** BEGIN **

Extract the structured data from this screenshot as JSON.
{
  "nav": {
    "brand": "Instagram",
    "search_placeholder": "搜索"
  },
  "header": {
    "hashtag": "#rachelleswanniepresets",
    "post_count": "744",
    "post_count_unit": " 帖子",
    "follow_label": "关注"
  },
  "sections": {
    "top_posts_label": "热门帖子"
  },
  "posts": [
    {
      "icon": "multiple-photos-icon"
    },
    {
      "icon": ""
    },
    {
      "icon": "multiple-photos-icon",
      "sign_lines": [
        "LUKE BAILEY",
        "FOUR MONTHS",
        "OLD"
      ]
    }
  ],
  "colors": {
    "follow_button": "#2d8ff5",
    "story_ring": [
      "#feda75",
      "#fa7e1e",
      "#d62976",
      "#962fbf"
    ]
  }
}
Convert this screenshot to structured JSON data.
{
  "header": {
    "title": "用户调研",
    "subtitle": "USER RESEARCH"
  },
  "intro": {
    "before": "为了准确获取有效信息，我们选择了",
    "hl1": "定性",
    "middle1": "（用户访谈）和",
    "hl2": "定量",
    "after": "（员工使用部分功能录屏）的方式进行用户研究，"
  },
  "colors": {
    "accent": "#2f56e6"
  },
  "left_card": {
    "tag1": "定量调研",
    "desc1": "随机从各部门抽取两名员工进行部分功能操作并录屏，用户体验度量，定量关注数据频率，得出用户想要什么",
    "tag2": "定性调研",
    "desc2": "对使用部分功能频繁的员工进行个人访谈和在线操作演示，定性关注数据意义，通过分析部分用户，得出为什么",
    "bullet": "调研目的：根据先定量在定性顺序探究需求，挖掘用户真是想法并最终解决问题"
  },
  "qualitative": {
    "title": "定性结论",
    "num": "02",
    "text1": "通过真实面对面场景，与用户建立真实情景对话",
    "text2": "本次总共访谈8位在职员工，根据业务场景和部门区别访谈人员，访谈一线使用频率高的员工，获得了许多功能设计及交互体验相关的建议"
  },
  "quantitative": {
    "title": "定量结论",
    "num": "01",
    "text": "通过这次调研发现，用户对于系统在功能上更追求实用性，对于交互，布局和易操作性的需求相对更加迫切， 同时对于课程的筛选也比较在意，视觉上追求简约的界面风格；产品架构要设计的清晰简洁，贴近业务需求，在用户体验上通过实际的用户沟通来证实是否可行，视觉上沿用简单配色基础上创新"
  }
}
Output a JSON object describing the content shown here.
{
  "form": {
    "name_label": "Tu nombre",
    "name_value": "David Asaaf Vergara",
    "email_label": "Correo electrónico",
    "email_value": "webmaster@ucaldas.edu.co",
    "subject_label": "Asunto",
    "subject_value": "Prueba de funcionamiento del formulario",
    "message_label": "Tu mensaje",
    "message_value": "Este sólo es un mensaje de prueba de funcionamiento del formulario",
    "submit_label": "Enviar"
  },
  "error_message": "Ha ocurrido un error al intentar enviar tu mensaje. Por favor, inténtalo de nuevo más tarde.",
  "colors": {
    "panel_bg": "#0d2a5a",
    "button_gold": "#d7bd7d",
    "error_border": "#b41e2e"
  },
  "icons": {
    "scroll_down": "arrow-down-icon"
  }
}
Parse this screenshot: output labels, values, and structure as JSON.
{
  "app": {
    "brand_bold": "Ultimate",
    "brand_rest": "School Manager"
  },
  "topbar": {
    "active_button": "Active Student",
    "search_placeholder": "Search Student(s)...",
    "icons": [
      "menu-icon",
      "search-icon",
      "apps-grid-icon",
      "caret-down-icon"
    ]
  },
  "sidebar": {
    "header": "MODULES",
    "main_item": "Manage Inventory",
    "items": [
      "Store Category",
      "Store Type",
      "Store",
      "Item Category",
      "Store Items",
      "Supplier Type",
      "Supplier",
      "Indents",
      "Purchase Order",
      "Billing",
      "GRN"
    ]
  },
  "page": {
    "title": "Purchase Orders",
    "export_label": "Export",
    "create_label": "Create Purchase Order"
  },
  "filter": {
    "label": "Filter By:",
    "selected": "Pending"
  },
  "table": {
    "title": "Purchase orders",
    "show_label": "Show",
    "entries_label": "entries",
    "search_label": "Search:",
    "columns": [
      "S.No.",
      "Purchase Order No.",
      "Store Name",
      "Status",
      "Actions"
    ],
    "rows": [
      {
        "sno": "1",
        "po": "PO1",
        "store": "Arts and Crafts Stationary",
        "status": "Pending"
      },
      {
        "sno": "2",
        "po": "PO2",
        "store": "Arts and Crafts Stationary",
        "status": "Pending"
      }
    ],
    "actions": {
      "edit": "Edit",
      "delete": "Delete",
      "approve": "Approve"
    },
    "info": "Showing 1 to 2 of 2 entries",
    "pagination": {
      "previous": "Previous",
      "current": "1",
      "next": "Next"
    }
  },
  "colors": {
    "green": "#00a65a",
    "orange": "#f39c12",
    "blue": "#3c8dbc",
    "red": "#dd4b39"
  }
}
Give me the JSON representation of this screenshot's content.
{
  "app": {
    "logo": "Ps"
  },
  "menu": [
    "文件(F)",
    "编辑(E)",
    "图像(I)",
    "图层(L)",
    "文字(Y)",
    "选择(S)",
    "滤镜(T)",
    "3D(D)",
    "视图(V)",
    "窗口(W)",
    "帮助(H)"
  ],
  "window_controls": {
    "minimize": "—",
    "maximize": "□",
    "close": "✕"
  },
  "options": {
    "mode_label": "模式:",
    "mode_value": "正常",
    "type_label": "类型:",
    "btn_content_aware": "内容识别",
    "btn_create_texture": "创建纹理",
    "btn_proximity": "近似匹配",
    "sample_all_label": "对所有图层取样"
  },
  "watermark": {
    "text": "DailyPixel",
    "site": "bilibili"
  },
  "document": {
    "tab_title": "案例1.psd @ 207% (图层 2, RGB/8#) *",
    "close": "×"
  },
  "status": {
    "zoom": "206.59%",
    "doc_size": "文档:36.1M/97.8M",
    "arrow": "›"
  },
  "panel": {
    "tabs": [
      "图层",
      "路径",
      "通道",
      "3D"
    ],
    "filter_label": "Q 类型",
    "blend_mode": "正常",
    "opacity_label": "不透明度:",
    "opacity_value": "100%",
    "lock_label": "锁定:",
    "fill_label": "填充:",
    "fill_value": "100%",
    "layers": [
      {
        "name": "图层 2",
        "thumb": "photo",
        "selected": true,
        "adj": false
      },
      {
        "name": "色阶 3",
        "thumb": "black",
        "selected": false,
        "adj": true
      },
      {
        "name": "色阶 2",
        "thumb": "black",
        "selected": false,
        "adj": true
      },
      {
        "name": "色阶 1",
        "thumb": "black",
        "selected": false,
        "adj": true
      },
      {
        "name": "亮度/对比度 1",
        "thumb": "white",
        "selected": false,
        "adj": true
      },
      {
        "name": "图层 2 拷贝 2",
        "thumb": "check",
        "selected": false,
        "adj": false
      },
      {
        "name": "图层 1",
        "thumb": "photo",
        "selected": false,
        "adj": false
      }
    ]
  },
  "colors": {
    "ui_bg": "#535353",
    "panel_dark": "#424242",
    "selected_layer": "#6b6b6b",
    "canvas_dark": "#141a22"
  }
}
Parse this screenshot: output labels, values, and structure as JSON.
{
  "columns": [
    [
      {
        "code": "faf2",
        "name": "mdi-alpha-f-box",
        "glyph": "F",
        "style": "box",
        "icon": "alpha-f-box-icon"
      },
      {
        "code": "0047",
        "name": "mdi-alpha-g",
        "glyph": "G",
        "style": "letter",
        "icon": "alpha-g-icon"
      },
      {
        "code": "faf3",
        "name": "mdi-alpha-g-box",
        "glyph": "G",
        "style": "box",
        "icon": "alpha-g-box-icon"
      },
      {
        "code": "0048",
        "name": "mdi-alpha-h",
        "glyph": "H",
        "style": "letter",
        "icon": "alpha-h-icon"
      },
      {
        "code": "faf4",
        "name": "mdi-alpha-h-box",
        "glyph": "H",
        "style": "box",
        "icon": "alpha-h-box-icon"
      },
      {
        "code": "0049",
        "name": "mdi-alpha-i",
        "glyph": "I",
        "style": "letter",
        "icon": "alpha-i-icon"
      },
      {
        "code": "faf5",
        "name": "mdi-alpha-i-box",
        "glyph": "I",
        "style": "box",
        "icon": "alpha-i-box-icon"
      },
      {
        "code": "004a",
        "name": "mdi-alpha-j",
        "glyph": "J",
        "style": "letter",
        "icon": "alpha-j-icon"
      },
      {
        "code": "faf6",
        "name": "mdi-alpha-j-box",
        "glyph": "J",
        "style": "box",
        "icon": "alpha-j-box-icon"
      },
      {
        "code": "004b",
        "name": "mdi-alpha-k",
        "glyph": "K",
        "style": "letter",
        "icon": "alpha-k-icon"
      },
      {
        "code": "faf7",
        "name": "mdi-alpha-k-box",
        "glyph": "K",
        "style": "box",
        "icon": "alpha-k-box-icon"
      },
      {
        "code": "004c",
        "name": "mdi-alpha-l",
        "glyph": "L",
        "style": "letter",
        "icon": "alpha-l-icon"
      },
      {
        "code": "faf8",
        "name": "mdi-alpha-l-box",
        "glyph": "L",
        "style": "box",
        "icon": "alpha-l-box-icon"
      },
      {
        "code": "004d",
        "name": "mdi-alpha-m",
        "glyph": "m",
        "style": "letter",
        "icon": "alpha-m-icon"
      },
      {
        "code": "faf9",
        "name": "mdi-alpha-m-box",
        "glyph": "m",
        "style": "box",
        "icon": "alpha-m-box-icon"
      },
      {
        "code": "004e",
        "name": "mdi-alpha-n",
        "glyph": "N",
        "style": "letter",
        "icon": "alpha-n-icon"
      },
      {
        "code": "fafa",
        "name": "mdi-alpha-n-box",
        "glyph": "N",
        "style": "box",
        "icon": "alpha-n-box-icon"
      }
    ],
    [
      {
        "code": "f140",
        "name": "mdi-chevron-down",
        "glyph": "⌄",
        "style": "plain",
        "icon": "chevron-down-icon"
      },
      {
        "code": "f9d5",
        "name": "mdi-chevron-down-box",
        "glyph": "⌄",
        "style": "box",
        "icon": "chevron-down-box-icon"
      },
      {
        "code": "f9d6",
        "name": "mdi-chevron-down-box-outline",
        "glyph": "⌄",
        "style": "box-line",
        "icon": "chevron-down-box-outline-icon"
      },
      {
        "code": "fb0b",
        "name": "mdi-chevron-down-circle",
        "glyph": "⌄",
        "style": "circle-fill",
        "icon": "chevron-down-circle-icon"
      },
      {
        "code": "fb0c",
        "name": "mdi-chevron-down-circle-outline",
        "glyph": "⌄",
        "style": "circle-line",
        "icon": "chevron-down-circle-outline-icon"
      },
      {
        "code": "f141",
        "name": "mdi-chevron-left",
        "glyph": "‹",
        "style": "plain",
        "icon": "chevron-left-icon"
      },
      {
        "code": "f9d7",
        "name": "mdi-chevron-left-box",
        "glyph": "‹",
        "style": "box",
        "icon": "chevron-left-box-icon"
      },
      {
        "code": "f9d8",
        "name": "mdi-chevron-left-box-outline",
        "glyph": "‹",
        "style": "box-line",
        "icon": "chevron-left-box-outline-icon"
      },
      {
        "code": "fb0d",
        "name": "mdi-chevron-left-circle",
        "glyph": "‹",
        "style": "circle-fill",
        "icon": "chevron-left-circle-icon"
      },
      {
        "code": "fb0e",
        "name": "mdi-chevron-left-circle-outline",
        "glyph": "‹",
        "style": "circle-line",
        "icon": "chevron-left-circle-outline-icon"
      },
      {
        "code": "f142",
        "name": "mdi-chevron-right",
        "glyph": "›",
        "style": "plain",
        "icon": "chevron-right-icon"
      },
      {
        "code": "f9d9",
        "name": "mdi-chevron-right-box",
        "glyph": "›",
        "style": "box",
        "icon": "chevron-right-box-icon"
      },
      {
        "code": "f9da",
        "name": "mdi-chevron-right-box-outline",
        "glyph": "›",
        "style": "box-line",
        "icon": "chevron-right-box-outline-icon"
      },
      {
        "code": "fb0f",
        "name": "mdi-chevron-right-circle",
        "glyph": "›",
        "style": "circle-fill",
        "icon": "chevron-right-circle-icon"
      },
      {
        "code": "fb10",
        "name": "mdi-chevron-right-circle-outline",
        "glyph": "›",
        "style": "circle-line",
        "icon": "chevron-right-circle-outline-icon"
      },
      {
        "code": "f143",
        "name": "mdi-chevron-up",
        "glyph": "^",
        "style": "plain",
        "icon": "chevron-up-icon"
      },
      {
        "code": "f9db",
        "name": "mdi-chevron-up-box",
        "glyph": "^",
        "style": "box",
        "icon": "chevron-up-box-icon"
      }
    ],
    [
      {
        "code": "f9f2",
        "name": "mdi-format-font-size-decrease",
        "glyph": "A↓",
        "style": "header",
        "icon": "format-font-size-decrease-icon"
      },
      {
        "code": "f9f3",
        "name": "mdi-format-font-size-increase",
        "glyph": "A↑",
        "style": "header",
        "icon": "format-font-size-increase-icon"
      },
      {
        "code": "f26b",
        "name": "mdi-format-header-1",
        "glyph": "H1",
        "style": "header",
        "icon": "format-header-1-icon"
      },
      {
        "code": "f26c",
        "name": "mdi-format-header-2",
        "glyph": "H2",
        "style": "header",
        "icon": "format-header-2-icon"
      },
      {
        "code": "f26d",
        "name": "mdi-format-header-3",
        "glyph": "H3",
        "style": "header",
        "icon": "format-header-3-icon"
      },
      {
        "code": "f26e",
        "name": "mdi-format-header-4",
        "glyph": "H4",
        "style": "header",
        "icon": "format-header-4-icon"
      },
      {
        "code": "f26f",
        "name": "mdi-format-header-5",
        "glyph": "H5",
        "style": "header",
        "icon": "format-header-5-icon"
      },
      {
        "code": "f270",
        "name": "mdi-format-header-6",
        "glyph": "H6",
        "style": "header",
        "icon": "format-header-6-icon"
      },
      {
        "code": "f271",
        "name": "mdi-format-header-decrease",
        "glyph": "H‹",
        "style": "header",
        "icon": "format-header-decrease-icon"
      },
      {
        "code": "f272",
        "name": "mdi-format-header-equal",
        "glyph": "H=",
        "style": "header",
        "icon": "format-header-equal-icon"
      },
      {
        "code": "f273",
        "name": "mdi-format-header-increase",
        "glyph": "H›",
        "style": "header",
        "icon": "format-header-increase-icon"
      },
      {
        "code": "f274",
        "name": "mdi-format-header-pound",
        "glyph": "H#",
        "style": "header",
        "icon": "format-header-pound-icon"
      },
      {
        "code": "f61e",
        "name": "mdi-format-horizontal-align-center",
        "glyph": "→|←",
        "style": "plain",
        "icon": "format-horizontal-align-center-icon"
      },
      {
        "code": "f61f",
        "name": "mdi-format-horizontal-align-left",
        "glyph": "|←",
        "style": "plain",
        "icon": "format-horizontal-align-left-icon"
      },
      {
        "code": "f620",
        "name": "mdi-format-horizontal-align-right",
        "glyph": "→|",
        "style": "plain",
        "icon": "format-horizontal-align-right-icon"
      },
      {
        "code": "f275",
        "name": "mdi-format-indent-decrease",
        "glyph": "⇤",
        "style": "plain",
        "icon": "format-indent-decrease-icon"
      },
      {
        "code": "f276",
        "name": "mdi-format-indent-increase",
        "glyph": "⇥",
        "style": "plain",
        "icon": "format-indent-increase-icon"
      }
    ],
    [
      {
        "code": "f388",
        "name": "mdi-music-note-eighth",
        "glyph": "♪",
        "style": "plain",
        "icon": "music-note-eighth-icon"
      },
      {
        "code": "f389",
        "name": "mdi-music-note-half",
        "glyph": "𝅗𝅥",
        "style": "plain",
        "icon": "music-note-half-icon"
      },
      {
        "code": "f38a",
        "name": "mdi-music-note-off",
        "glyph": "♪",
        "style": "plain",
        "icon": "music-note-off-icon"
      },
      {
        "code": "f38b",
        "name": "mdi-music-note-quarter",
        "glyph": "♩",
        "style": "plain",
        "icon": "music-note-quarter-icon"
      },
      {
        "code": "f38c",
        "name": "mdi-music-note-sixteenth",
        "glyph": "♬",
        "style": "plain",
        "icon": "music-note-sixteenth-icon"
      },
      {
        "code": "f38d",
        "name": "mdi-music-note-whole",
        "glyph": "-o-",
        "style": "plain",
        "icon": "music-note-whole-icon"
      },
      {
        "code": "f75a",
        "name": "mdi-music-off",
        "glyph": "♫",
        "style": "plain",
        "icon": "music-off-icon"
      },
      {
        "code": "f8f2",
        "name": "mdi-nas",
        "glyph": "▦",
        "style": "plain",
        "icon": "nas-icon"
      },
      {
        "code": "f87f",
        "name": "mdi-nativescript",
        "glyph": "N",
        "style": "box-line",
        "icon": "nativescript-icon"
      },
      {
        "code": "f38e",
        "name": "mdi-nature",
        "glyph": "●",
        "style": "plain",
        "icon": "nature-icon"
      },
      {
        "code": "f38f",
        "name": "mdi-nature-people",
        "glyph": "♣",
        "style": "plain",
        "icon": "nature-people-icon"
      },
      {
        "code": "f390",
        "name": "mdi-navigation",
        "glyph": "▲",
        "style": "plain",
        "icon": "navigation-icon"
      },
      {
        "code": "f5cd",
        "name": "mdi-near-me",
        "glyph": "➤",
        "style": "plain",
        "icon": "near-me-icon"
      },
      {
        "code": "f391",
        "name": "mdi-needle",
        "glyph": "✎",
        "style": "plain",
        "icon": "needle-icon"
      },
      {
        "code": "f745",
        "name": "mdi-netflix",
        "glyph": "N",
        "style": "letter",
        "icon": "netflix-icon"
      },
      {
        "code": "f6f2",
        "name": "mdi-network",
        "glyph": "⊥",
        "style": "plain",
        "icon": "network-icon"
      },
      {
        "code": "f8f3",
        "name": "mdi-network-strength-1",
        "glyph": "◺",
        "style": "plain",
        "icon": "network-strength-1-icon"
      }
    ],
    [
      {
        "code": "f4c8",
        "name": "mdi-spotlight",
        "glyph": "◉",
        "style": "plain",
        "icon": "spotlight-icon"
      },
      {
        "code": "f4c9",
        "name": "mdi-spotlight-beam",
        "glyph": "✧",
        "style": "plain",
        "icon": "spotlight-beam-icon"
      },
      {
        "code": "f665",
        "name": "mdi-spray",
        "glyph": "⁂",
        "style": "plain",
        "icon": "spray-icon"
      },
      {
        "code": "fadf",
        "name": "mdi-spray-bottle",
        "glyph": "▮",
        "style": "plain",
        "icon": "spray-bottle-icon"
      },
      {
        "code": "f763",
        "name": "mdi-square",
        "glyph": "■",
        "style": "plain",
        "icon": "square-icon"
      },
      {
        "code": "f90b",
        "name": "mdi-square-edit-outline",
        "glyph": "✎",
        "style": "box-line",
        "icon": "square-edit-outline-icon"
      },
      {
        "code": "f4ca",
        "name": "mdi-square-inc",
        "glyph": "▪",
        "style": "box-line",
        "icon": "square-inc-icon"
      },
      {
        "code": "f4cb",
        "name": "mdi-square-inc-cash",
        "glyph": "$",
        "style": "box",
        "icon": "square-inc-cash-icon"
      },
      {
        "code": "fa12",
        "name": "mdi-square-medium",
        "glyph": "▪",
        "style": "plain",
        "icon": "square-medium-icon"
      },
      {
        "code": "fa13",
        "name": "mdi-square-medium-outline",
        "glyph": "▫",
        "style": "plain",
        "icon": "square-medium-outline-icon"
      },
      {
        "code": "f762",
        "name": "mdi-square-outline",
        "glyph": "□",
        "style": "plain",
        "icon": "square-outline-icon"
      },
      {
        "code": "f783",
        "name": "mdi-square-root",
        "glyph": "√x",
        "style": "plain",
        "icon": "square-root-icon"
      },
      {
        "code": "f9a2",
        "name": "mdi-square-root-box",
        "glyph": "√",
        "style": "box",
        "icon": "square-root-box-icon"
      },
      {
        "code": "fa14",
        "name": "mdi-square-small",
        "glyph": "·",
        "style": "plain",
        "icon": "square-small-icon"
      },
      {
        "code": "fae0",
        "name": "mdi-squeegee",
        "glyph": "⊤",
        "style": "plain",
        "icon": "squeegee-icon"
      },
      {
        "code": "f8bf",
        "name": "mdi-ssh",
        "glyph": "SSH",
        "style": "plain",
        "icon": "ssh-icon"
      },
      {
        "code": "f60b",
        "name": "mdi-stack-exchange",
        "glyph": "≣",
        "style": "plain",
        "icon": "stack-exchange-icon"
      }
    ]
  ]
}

** END **

• **WRITTEN REQUEST**
Extract every line of the records above that contains the word "half".

• **THE ANSWER**
        "name": "mdi-music-note-half",
        "icon": "music-note-half-icon"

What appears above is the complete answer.